### Task instructions
Tally the lines holding "caption" and state only that figure.

### Materials provided

-*-*-

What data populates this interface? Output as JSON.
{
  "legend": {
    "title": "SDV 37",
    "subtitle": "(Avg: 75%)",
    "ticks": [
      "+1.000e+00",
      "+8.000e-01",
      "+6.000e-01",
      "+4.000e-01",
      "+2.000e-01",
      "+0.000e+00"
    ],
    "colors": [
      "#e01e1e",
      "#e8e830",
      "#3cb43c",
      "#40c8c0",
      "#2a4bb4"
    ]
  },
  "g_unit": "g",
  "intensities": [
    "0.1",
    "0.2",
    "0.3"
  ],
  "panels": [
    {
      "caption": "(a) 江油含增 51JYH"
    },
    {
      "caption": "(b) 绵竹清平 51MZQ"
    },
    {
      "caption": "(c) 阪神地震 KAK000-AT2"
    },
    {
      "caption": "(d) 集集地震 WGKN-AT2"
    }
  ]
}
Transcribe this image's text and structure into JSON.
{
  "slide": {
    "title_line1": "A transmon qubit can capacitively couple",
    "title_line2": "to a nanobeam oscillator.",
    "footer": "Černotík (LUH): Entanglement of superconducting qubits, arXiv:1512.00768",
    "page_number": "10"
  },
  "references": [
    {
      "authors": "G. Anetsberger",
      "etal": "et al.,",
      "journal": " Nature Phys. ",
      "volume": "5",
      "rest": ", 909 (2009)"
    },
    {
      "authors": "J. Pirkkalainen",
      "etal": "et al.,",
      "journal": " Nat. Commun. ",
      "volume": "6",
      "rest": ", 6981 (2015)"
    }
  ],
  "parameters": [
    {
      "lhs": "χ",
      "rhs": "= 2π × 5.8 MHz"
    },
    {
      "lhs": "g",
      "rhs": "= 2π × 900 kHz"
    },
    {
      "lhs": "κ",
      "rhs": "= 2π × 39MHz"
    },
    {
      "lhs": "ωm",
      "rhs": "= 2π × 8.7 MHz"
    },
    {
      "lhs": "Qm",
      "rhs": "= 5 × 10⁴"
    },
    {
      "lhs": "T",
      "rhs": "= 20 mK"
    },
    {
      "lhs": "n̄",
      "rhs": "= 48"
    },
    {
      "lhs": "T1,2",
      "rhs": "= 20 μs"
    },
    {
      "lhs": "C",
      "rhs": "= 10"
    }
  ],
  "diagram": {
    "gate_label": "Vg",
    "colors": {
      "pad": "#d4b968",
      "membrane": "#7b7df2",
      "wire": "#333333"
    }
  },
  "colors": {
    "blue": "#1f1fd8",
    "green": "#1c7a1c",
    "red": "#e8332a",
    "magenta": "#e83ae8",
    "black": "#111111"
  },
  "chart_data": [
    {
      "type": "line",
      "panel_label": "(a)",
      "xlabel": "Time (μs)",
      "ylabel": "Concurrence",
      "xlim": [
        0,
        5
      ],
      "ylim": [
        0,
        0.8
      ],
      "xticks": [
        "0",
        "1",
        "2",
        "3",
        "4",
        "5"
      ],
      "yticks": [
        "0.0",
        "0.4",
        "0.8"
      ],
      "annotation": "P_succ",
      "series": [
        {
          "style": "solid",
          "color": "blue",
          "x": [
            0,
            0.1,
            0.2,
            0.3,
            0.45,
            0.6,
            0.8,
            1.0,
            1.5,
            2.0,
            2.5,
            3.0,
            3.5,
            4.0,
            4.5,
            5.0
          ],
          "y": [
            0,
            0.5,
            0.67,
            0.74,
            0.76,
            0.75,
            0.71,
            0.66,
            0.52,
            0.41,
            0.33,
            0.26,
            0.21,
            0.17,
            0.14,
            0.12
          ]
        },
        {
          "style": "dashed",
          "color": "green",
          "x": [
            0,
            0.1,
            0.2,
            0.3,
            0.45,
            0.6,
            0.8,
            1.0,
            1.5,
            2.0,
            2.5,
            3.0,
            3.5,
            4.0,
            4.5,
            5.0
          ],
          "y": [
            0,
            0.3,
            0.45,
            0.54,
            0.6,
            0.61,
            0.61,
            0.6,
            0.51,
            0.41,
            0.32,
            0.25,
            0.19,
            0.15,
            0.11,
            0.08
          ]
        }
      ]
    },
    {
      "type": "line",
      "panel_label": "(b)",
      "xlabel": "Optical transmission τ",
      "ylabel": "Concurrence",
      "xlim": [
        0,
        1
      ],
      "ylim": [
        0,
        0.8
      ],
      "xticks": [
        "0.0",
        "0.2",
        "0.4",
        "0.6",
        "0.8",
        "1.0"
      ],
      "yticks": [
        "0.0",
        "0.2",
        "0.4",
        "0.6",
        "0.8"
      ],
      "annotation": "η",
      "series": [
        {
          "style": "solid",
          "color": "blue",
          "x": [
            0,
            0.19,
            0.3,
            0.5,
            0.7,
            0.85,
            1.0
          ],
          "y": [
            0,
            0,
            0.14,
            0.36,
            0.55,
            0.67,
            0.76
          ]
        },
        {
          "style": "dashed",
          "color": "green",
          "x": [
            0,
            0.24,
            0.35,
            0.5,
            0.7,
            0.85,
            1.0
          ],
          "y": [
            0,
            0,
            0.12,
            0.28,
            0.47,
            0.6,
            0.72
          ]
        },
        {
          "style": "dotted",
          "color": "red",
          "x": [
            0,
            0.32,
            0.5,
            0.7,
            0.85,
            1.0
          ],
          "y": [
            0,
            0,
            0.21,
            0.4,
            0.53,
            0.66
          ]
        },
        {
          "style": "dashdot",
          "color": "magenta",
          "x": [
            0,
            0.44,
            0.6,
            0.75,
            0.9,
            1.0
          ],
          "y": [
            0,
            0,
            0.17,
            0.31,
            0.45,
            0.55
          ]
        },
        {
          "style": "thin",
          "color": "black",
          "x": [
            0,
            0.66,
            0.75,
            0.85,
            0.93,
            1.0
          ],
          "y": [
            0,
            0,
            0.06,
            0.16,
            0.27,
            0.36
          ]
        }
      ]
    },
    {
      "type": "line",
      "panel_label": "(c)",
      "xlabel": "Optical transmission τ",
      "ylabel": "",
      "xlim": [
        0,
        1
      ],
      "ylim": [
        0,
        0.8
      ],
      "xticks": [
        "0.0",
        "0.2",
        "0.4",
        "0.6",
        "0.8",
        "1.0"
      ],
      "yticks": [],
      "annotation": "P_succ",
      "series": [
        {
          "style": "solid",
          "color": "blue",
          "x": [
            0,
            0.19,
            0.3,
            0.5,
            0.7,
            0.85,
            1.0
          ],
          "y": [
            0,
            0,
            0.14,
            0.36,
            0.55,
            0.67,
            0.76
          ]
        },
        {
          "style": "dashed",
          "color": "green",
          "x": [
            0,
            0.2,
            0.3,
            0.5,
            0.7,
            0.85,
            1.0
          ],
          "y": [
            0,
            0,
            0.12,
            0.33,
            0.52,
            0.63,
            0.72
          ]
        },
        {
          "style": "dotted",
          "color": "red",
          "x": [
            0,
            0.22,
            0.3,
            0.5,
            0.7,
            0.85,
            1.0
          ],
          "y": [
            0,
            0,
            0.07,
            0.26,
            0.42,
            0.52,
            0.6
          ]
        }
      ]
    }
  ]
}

-*-*-

### The answer
4